-------- EXTRACTED DATA

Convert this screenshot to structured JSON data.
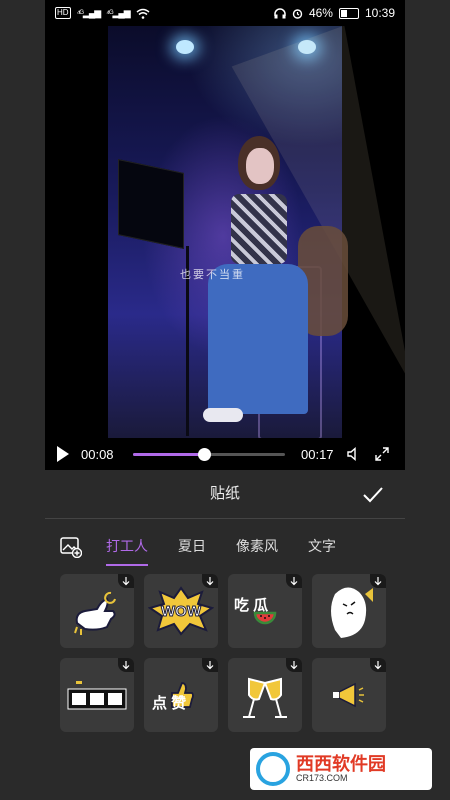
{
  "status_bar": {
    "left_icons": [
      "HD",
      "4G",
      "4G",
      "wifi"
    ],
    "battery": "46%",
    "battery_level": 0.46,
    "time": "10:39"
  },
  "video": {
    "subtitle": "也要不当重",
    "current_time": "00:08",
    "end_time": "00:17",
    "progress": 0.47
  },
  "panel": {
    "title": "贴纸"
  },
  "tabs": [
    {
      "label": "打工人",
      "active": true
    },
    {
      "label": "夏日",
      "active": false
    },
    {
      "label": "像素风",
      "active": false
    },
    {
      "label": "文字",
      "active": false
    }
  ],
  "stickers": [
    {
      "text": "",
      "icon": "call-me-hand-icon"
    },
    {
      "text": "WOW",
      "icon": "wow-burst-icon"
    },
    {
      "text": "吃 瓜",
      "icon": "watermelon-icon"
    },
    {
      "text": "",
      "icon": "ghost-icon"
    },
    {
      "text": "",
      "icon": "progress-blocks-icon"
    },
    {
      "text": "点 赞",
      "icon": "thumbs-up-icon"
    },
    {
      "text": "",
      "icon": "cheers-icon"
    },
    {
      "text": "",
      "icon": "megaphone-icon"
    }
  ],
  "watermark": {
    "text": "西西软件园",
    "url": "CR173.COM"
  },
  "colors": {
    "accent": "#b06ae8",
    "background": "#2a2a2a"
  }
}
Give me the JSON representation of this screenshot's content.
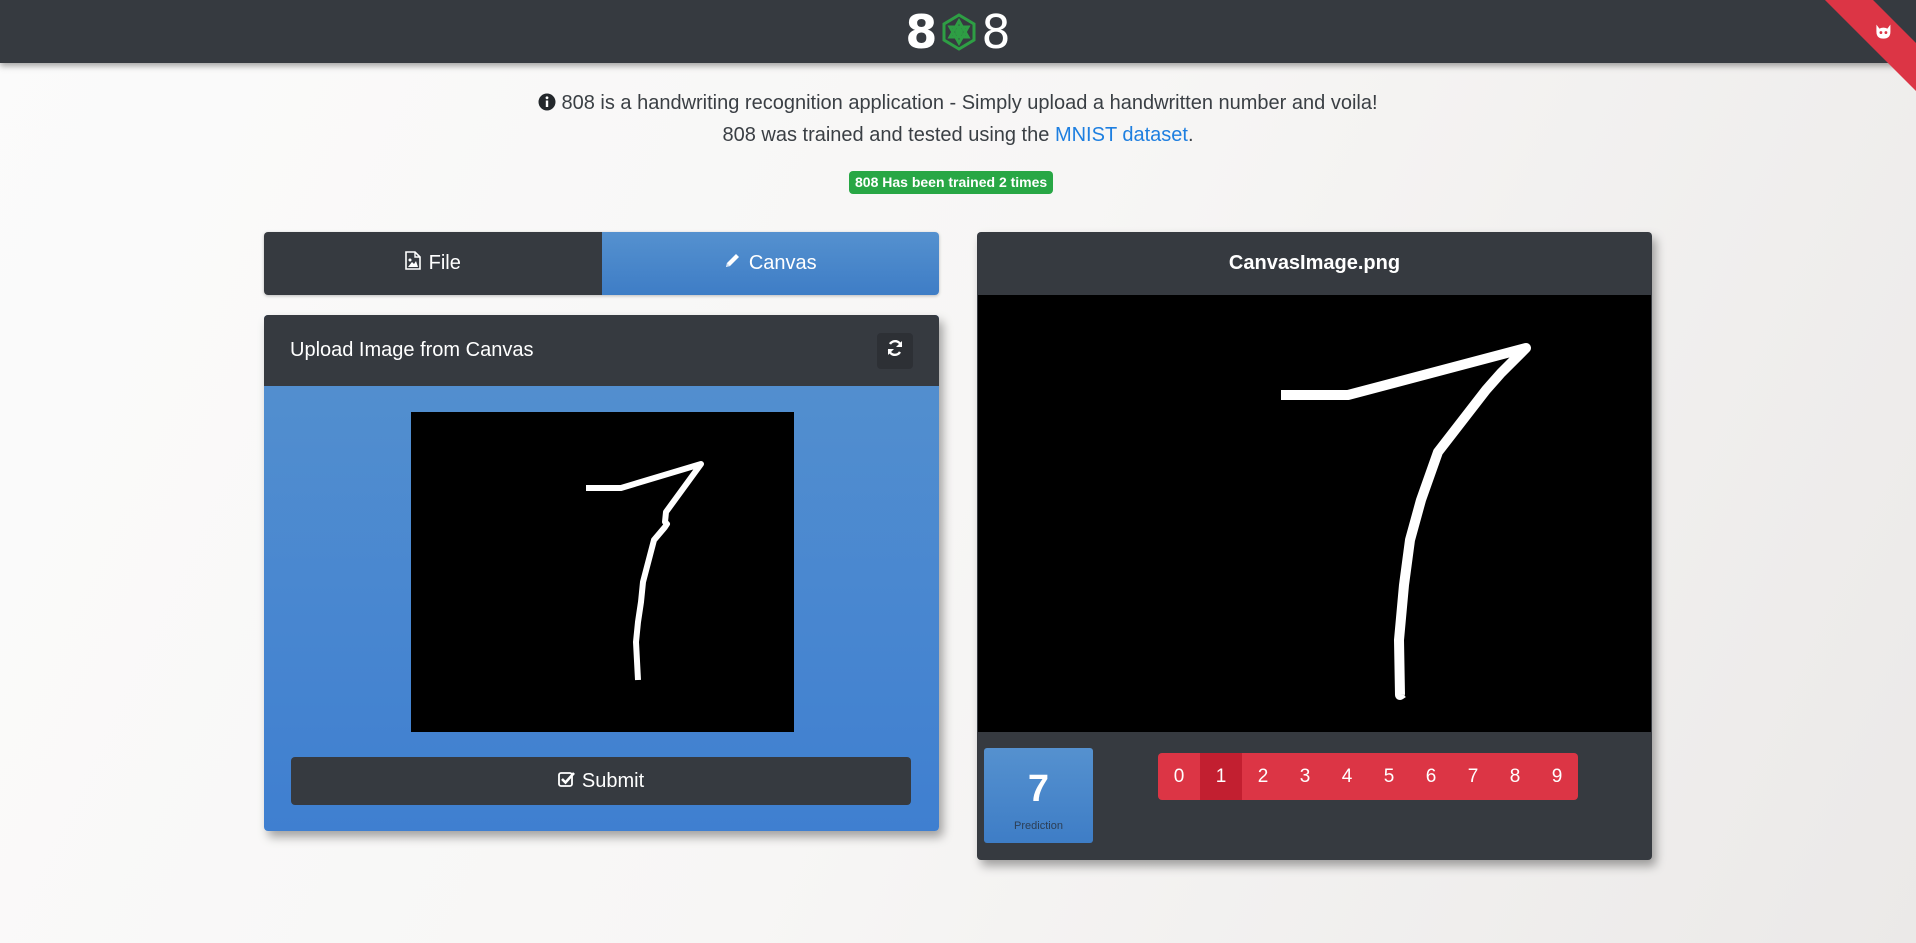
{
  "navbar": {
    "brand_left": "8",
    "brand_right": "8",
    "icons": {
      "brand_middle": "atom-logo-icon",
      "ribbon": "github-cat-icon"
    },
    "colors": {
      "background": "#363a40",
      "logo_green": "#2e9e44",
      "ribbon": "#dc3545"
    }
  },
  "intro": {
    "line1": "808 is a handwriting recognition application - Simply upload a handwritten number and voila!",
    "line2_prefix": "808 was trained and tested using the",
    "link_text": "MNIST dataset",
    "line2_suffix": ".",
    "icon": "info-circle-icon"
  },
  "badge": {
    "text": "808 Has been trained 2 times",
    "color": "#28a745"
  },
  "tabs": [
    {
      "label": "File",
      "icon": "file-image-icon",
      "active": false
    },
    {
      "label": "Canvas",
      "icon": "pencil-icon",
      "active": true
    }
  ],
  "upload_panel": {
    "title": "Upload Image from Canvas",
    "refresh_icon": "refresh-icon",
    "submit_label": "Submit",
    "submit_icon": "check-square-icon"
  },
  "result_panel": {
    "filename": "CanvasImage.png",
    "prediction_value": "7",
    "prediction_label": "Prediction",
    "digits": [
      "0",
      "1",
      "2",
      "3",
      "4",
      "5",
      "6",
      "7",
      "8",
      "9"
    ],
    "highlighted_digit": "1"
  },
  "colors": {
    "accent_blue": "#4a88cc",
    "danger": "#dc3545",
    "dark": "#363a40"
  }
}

----------------
-------- EXTRACTED DATA

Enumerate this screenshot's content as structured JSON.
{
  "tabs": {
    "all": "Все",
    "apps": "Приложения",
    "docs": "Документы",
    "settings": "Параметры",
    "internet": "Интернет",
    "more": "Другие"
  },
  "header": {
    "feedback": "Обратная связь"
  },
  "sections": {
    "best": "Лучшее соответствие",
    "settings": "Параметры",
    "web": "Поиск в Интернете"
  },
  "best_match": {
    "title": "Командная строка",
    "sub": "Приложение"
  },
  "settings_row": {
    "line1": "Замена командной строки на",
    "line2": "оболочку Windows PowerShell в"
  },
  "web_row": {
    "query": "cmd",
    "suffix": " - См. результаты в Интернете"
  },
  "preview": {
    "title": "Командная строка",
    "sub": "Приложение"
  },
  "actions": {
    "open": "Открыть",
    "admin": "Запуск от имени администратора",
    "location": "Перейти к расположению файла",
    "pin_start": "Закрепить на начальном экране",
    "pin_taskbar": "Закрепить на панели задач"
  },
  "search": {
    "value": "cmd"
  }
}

----------------
-------- EXTRACTED DATA

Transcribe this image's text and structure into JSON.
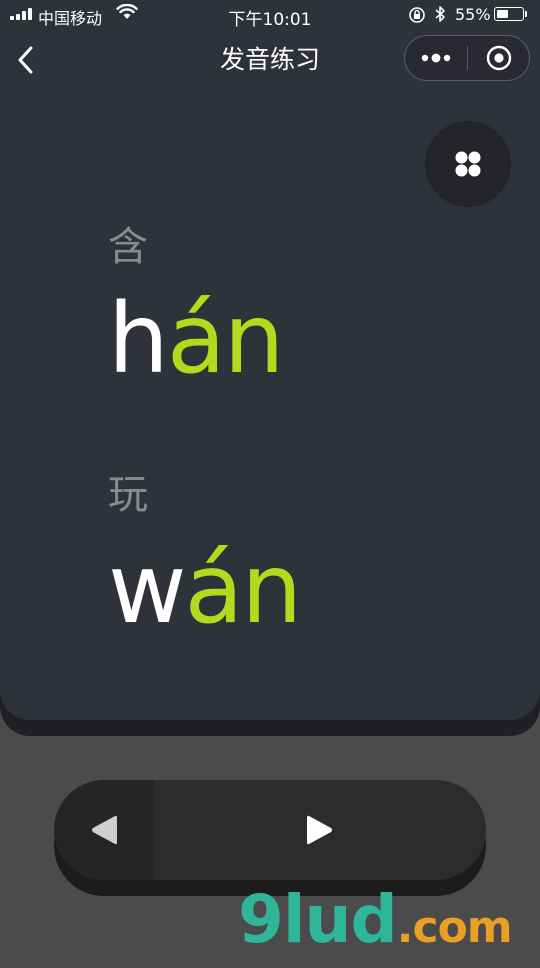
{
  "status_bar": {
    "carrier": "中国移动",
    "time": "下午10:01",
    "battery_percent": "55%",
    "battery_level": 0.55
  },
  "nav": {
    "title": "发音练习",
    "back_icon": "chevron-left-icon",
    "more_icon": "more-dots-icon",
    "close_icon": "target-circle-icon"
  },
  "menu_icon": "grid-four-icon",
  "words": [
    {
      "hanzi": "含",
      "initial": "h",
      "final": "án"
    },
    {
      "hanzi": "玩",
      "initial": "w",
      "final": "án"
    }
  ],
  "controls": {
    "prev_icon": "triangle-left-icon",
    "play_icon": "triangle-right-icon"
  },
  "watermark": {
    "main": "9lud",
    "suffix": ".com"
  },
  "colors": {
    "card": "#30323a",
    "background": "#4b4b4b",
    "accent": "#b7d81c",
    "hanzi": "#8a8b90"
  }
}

----------------

* THE REQUEST *
Pull every line containing the word "this" out of the material and copy it.

* RESPONSE *
Convert this screenshot to structured JSON data.
Give me the JSON representation of this screenshot's content.
Enumerate this screenshot's content as structured JSON.
Transcribe this image's text and structure into JSON.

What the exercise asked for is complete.